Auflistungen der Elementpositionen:

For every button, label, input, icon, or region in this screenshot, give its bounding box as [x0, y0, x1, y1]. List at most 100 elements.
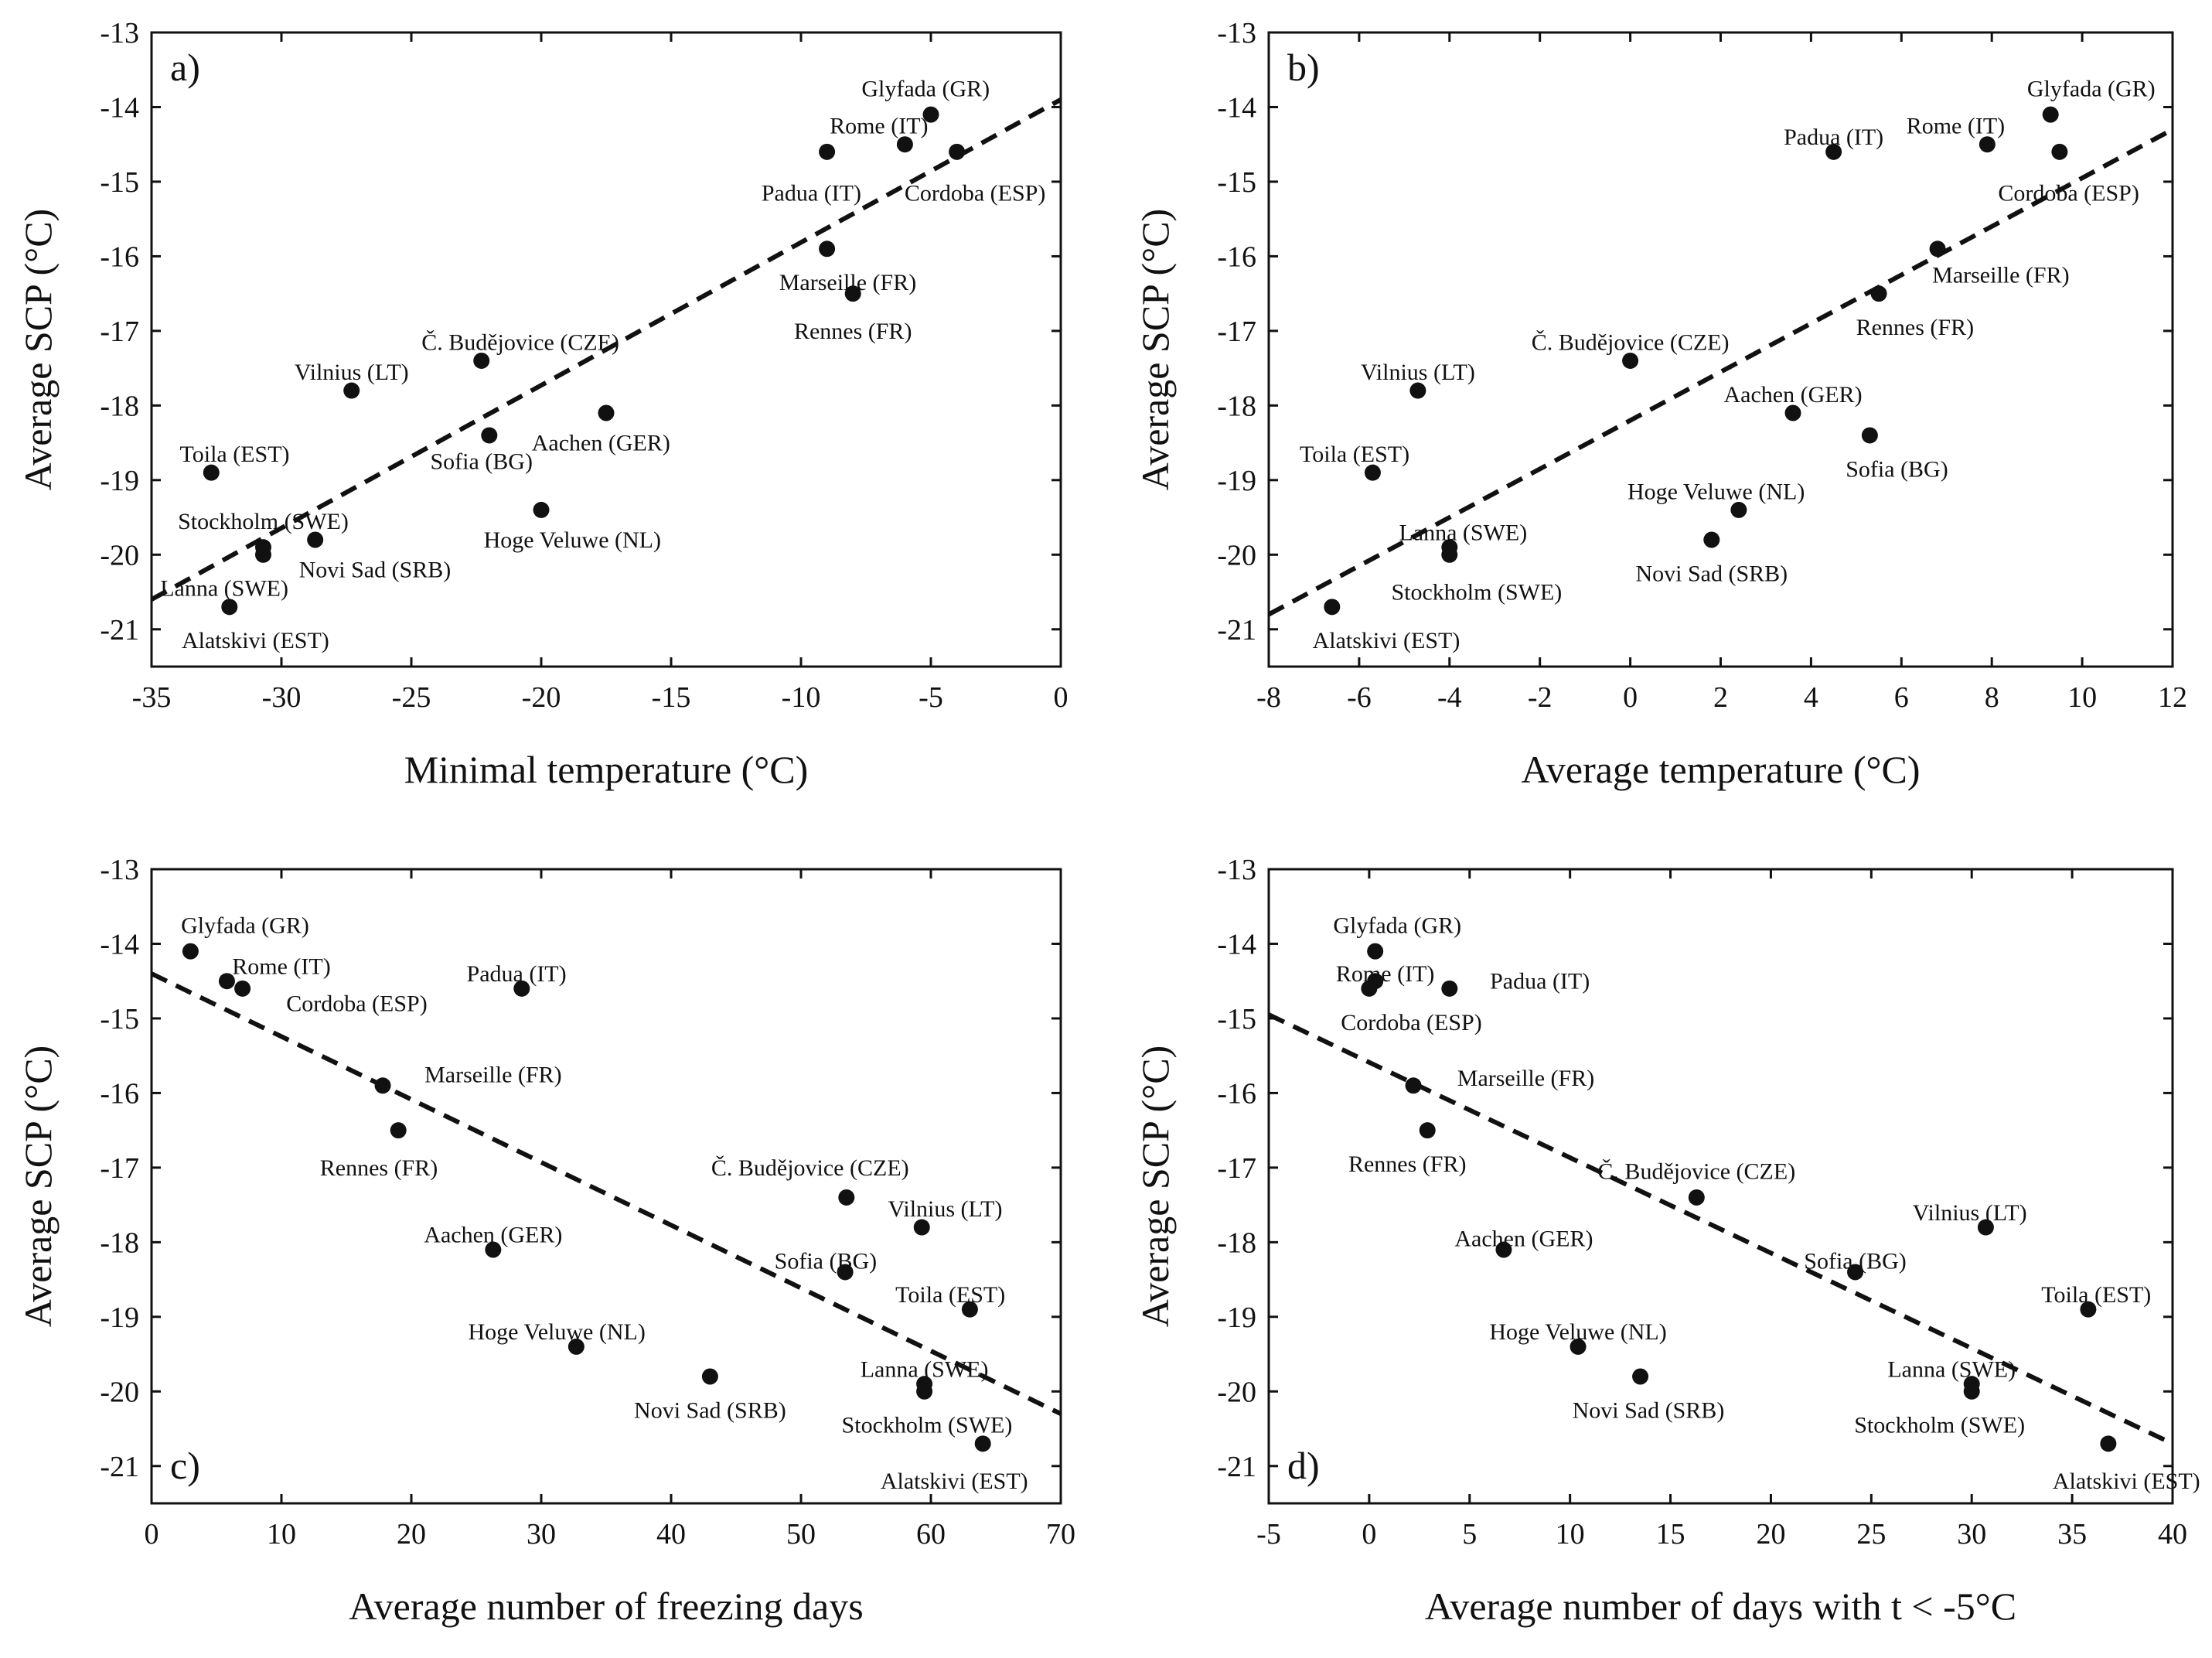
point-label: Rennes (FR)	[794, 319, 912, 344]
trend-line	[150, 97, 1062, 602]
point-label: Aachen (GER)	[424, 1223, 562, 1248]
data-point	[1441, 980, 1458, 997]
data-point	[2100, 1435, 2117, 1452]
data-point	[1847, 1264, 1864, 1281]
data-point	[1963, 1383, 1980, 1400]
x-axis-label: Average temperature (°C)	[1521, 748, 1920, 791]
x-tick-label: 70	[1046, 1518, 1075, 1551]
data-point	[922, 106, 939, 123]
point-label: Padua (IT)	[467, 961, 567, 987]
x-tick-label: -5	[919, 681, 943, 714]
trend-line	[1267, 127, 2174, 617]
y-tick-label: -18	[1217, 390, 1256, 422]
data-point	[1703, 531, 1720, 548]
x-tick-label: 4	[1804, 681, 1818, 714]
point-label: Č. Budějovice (CZE)	[421, 329, 619, 355]
y-tick-label: -20	[1217, 539, 1256, 571]
data-point	[1977, 1219, 1994, 1236]
point-label: Novi Sad (SRB)	[1635, 561, 1788, 586]
y-axis-label: Average SCP (°C)	[16, 1046, 60, 1327]
y-tick-label: -13	[1217, 17, 1256, 49]
x-tick-label: 0	[1054, 681, 1069, 714]
data-point	[1361, 980, 1378, 997]
point-label: Lanna (SWE)	[1399, 520, 1527, 545]
x-tick-label: 0	[1623, 681, 1638, 714]
x-tick-label: 12	[2158, 681, 2187, 714]
y-tick-label: -15	[1217, 166, 1256, 199]
point-label: Vilnius (LT)	[888, 1196, 1003, 1222]
data-point	[343, 382, 360, 399]
y-tick-label: -13	[1217, 854, 1256, 886]
point-label: Padua (IT)	[1490, 969, 1590, 994]
data-point	[1570, 1338, 1587, 1355]
y-tick-label: -13	[100, 17, 139, 49]
data-point	[1870, 285, 1887, 302]
x-tick-label: 10	[1556, 1518, 1585, 1551]
point-label: Aachen (GER)	[1454, 1226, 1593, 1252]
data-point	[1419, 1122, 1436, 1139]
point-label: Marseille (FR)	[424, 1062, 561, 1087]
point-label: Cordoba (ESP)	[1998, 180, 2139, 206]
point-label: Cordoba (ESP)	[1341, 1010, 1482, 1035]
point-label: Aachen (GER)	[1723, 382, 1862, 408]
point-label: Vilnius (LT)	[1361, 360, 1475, 385]
data-point	[1405, 1077, 1422, 1094]
y-tick-label: -21	[1217, 1451, 1256, 1483]
point-label: Rennes (FR)	[1348, 1151, 1467, 1177]
y-tick-label: -15	[100, 166, 139, 199]
data-point	[182, 943, 199, 960]
x-tick-label: 5	[1462, 1518, 1477, 1551]
x-tick-label: 25	[1856, 1518, 1886, 1551]
point-label: Vilnius (LT)	[1913, 1200, 2027, 1226]
point-label: Cordoba (ESP)	[905, 180, 1046, 206]
point-label: Glyfada (GR)	[1333, 913, 1461, 938]
y-tick-label: -21	[100, 614, 139, 646]
x-tick-label: 2	[1713, 681, 1728, 714]
point-label: Toila (EST)	[180, 442, 290, 467]
data-point	[961, 1301, 978, 1318]
point-label: Novi Sad (SRB)	[1573, 1397, 1725, 1423]
x-tick-label: 30	[527, 1518, 556, 1551]
data-point	[374, 1077, 391, 1094]
data-point	[1929, 241, 1946, 258]
x-tick-label: 8	[1985, 681, 1999, 714]
point-label: Sofia (BG)	[1804, 1248, 1906, 1274]
data-point	[481, 427, 498, 444]
plot-frame	[150, 31, 1062, 668]
x-tick-label: 50	[786, 1518, 816, 1551]
y-tick-label: -19	[100, 465, 139, 497]
point-label: Glyfada (GR)	[181, 913, 309, 938]
data-point	[1784, 404, 1801, 421]
x-tick-label: 10	[267, 1518, 296, 1551]
point-label: Novi Sad (SRB)	[299, 558, 452, 583]
point-label: Novi Sad (SRB)	[634, 1397, 786, 1423]
y-tick-label: -17	[1217, 316, 1256, 348]
point-label: Toila (EST)	[1300, 442, 1409, 467]
data-point	[916, 1383, 933, 1400]
x-tick-label: 20	[1756, 1518, 1785, 1551]
data-point	[1632, 1368, 1649, 1385]
data-point	[1979, 136, 1996, 153]
trend-line	[1267, 1012, 2174, 1446]
data-point	[221, 599, 238, 616]
data-point	[567, 1338, 585, 1355]
x-tick-label: -15	[652, 681, 691, 714]
point-label: Alatskivi (EST)	[1313, 628, 1460, 653]
point-label: Č. Budějovice (CZE)	[1597, 1159, 1795, 1185]
data-point	[1441, 546, 1458, 563]
y-tick-label: -19	[100, 1301, 139, 1334]
point-label: Lanna (SWE)	[861, 1356, 989, 1382]
trend-line	[150, 971, 1062, 1416]
x-tick-label: 30	[1957, 1518, 1986, 1551]
x-tick-label: 0	[1362, 1518, 1376, 1551]
point-label: Hoge Veluwe (NL)	[1627, 479, 1805, 504]
point-label: Rome (IT)	[232, 954, 330, 979]
point-label: Glyfada (GR)	[861, 76, 990, 101]
data-point	[837, 1264, 854, 1281]
data-point	[844, 285, 861, 302]
y-tick-label: -17	[1217, 1152, 1256, 1185]
point-label: Hoge Veluwe (NL)	[484, 527, 661, 553]
data-point	[485, 1241, 502, 1258]
x-tick-label: -4	[1437, 681, 1462, 714]
y-tick-label: -13	[100, 854, 139, 886]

▸ **Die Aufgabe**
Wandle bitte alle Datensätze in eine Markdown-Tabelle mit den Spalten „Nr“ und „Zeile“ um und lass dabei Leerzeilen aus. Die Bilder gehören nicht in die Antwort.

▸ **Lösung der Aufgabe**
| Nr | Zeile |
|---|---|
| 1 | For every button, label, input, icon, or region in this screenshot, give its bounding box as [x0, y0, x1, y1]. List at most 100 elements. |
| 2 | point-label: Rennes (FR)	[794, 319, 912, 344] |
| 3 | trend-line	[150, 97, 1062, 602] |
| 4 | point-label: Aachen (GER)	[424, 1223, 562, 1248] |
| 5 | data-point	[1441, 980, 1458, 997] |
| 6 | data-point	[2100, 1435, 2117, 1452] |
| 7 | data-point	[1847, 1264, 1864, 1281] |
| 8 | data-point	[1963, 1383, 1980, 1400] |
| 9 | x-axis-label: Average temperature (°C)	[1521, 748, 1920, 791] |
| 10 | x-tick-label: 70	[1046, 1518, 1075, 1551] |
| 11 | data-point	[922, 106, 939, 123] |
| 12 | point-label: Padua (IT)	[467, 961, 567, 987] |
| 13 | x-tick-label: -5	[919, 681, 943, 714] |
| 14 | trend-line	[1267, 127, 2174, 617] |
| 15 | y-tick-label: -18	[1217, 390, 1256, 422] |
| 16 | data-point	[1703, 531, 1720, 548] |
| 17 | x-tick-label: 4	[1804, 681, 1818, 714] |
| 18 | point-label: Č. Budějovice (CZE)	[421, 329, 619, 355] |
| 19 | y-tick-label: -20	[1217, 539, 1256, 571] |
| 20 | data-point	[1977, 1219, 1994, 1236] |
| 21 | point-label: Novi Sad (SRB)	[1635, 561, 1788, 586] |
| 22 | y-axis-label: Average SCP (°C)	[16, 1046, 60, 1327] |
| 23 | y-tick-label: -13	[1217, 17, 1256, 49] |
| 24 | x-tick-label: 0	[1054, 681, 1069, 714] |
| 25 | data-point	[1361, 980, 1378, 997] |
| 26 | point-label: Lanna (SWE)	[1399, 520, 1527, 545] |
| 27 | x-tick-label: 0	[1623, 681, 1638, 714] |
| 28 | x-tick-label: 12	[2158, 681, 2187, 714] |
| 29 | y-tick-label: -15	[1217, 166, 1256, 199] |
| 30 | point-label: Vilnius (LT)	[888, 1196, 1003, 1222] |
| 31 | data-point	[343, 382, 360, 399] |
| 32 | y-tick-label: -13	[1217, 854, 1256, 886] |
| 33 | point-label: Padua (IT)	[1490, 969, 1590, 994] |
| 34 | data-point	[1570, 1338, 1587, 1355] |
| 35 | y-tick-label: -13	[100, 17, 139, 49] |
| 36 | data-point	[1870, 285, 1887, 302] |
| 37 | x-tick-label: 10	[1556, 1518, 1585, 1551] |
| 38 | point-label: Aachen (GER)	[1454, 1226, 1593, 1252] |
| 39 | data-point	[1419, 1122, 1436, 1139] |
| 40 | point-label: Marseille (FR)	[424, 1062, 561, 1087] |
| 41 | point-label: Cordoba (ESP)	[1998, 180, 2139, 206] |
| 42 | point-label: Cordoba (ESP)	[1341, 1010, 1482, 1035] |
| 43 | point-label: Aachen (GER)	[1723, 382, 1862, 408] |
| 44 | point-label: Vilnius (LT)	[1361, 360, 1475, 385] |
| 45 | data-point	[1405, 1077, 1422, 1094] |
| 46 | y-tick-label: -21	[1217, 1451, 1256, 1483] |
| 47 | point-label: Rennes (FR)	[1348, 1151, 1467, 1177] |
| 48 | y-tick-label: -15	[100, 166, 139, 199] |
| 49 | data-point	[182, 943, 199, 960] |
| 50 | x-tick-label: 5	[1462, 1518, 1477, 1551] |
| 51 | x-tick-label: 25	[1856, 1518, 1886, 1551] |
| 52 | point-label: Vilnius (LT)	[1913, 1200, 2027, 1226] |
| 53 | point-label: Cordoba (ESP)	[905, 180, 1046, 206] |
| 54 | point-label: Glyfada (GR)	[1333, 913, 1461, 938] |
| 55 | y-tick-label: -21	[100, 614, 139, 646] |
| 56 | x-tick-label: 2	[1713, 681, 1728, 714] |
| 57 | point-label: Toila (EST)	[180, 442, 290, 467] |
| 58 | data-point	[961, 1301, 978, 1318] |
| 59 | point-label: Novi Sad (SRB)	[1573, 1397, 1725, 1423] |
| 60 | x-tick-label: 30	[527, 1518, 556, 1551] |
| 61 | data-point	[374, 1077, 391, 1094] |
| 62 | data-point	[1929, 241, 1946, 258] |
| 63 | x-tick-label: 8	[1985, 681, 1999, 714] |
| 64 | point-label: Sofia (BG)	[1804, 1248, 1906, 1274] |
| 65 | data-point	[481, 427, 498, 444] |
| 66 | plot-frame	[150, 31, 1062, 668] |
| 67 | x-tick-label: 50	[786, 1518, 816, 1551] |
| 68 | y-tick-label: -19	[100, 465, 139, 497] |
| 69 | point-label: Glyfada (GR)	[181, 913, 309, 938] |
| 70 | data-point	[1784, 404, 1801, 421] |
| 71 | x-tick-label: 10	[267, 1518, 296, 1551] |
| 72 | point-label: Novi Sad (SRB)	[299, 558, 452, 583] |
| 73 | point-label: Novi Sad (SRB)	[634, 1397, 786, 1423] |
| 74 | y-tick-label: -17	[1217, 316, 1256, 348] |
| 75 | point-label: Toila (EST)	[1300, 442, 1409, 467] |
| 76 | data-point	[916, 1383, 933, 1400] |
| 77 | x-tick-label: 20	[1756, 1518, 1785, 1551] |
| 78 | data-point	[1632, 1368, 1649, 1385] |
| 79 | data-point	[1979, 136, 1996, 153] |
| 80 | trend-line	[1267, 1012, 2174, 1446] |
| 81 | data-point	[221, 599, 238, 616] |
| 82 | data-point	[567, 1338, 585, 1355] |
| 83 | x-tick-label: -15	[652, 681, 691, 714] |
| 84 | point-label: Alatskivi (EST)	[1313, 628, 1460, 653] |
| 85 | point-label: Č. Budějovice (CZE)	[1597, 1159, 1795, 1185] |
| 86 | data-point	[1441, 546, 1458, 563] |
| 87 | y-tick-label: -19	[100, 1301, 139, 1334] |
| 88 | point-label: Lanna (SWE)	[861, 1356, 989, 1382] |
| 89 | trend-line	[150, 971, 1062, 1416] |
| 90 | x-tick-label: 30	[1957, 1518, 1986, 1551] |
| 91 | x-tick-label: 0	[1362, 1518, 1376, 1551] |
| 92 | point-label: Hoge Veluwe (NL)	[1627, 479, 1805, 504] |
| 93 | point-label: Rome (IT)	[232, 954, 330, 979] |
| 94 | point-label: Glyfada (GR)	[861, 76, 990, 101] |
| 95 | data-point	[837, 1264, 854, 1281] |
| 96 | data-point	[844, 285, 861, 302] |
| 97 | y-tick-label: -17	[1217, 1152, 1256, 1185] |
| 98 | point-label: Hoge Veluwe (NL)	[484, 527, 661, 553] |
| 99 | data-point	[485, 1241, 502, 1258] |
| 100 | x-tick-label: -4	[1437, 681, 1462, 714] |
| 101 | y-tick-label: -13	[100, 854, 139, 886] |